TASK OBJECTIVE → Produce an exact transcription of the listing below, omitting the pictures.

RECORDED DATA →
-- START --

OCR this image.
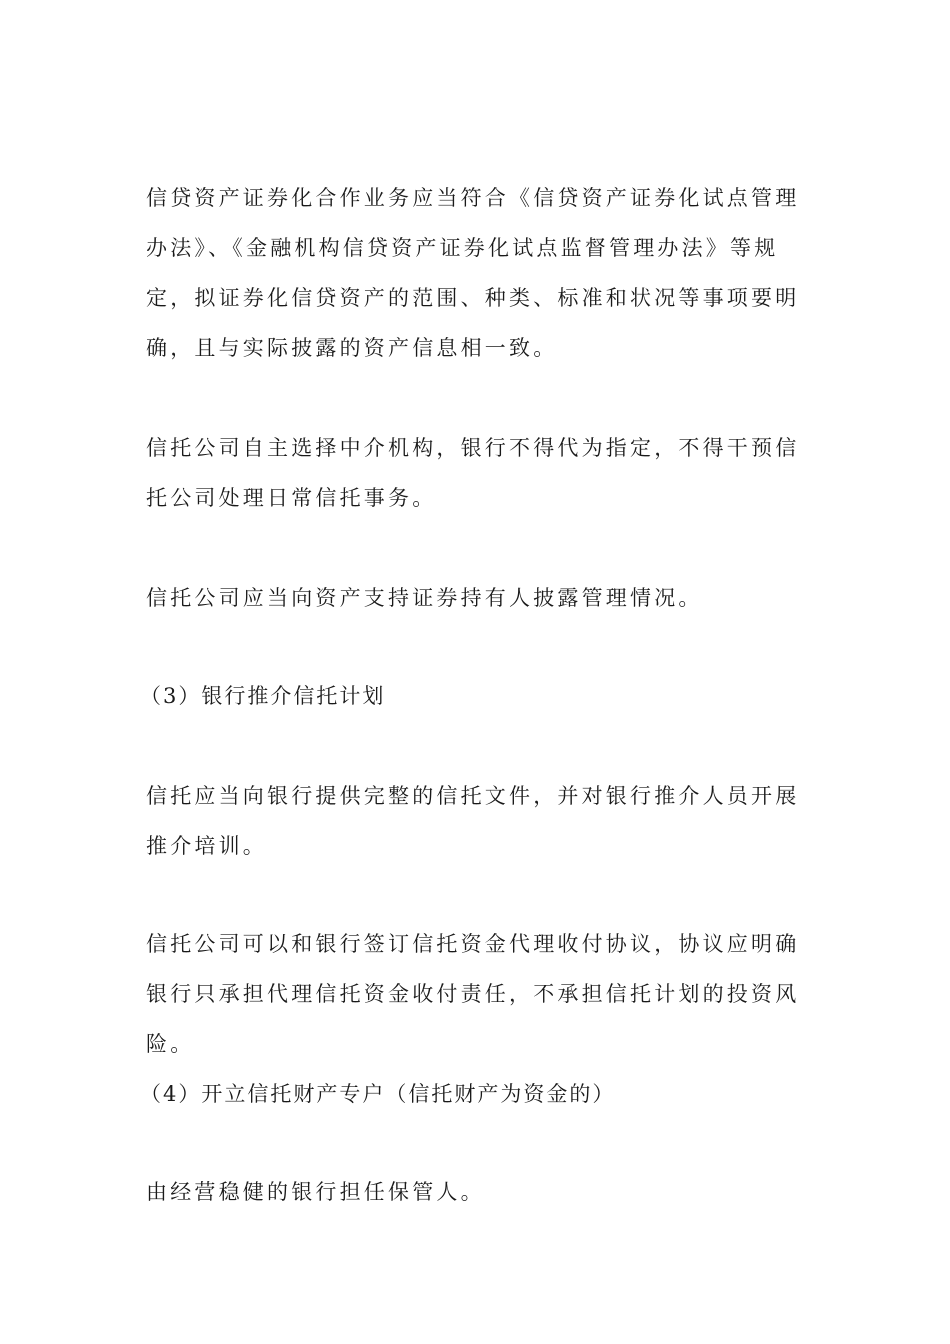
信贷资产证券化合作业务应当符合《信贷资产证券化试点管理办法》、《金融机构信贷资产证券化试点监督管理办法》等规定，拟证券化信贷资产的范围、种类、标准和状况等事项要明确，且与实际披露的资产信息相一致。

信托公司自主选择中介机构，银行不得代为指定，不得干预信托公司处理日常信托事务。

信托公司应当向资产支持证券持有人披露管理情况。

（3）银行推介信托计划

信托应当向银行提供完整的信托文件，并对银行推介人员开展推介培训。

信托公司可以和银行签订信托资金代理收付协议，协议应明确银行只承担代理信托资金收付责任，不承担信托计划的投资风险。

（4）开立信托财产专户（信托财产为资金的）

由经营稳健的银行担任保管人。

-- END --

RESULT OF THIS EXERCISE →
OCR this image.
信贷资产证券化合作业务应当符合《信贷资产证券化试点管理办法》、《金融机构信贷资产证券化试点监督管理办法》等规定，拟证券化信贷资产的范围、种类、标准和状况等事项要明确，且与实际披露的资产信息相一致。

信托公司自主选择中介机构，银行不得代为指定，不得干预信托公司处理日常信托事务。

信托公司应当向资产支持证券持有人披露管理情况。

（3）银行推介信托计划

信托应当向银行提供完整的信托文件，并对银行推介人员开展推介培训。

信托公司可以和银行签订信托资金代理收付协议，协议应明确银行只承担代理信托资金收付责任，不承担信托计划的投资风险。

（4）开立信托财产专户（信托财产为资金的）

由经营稳健的银行担任保管人。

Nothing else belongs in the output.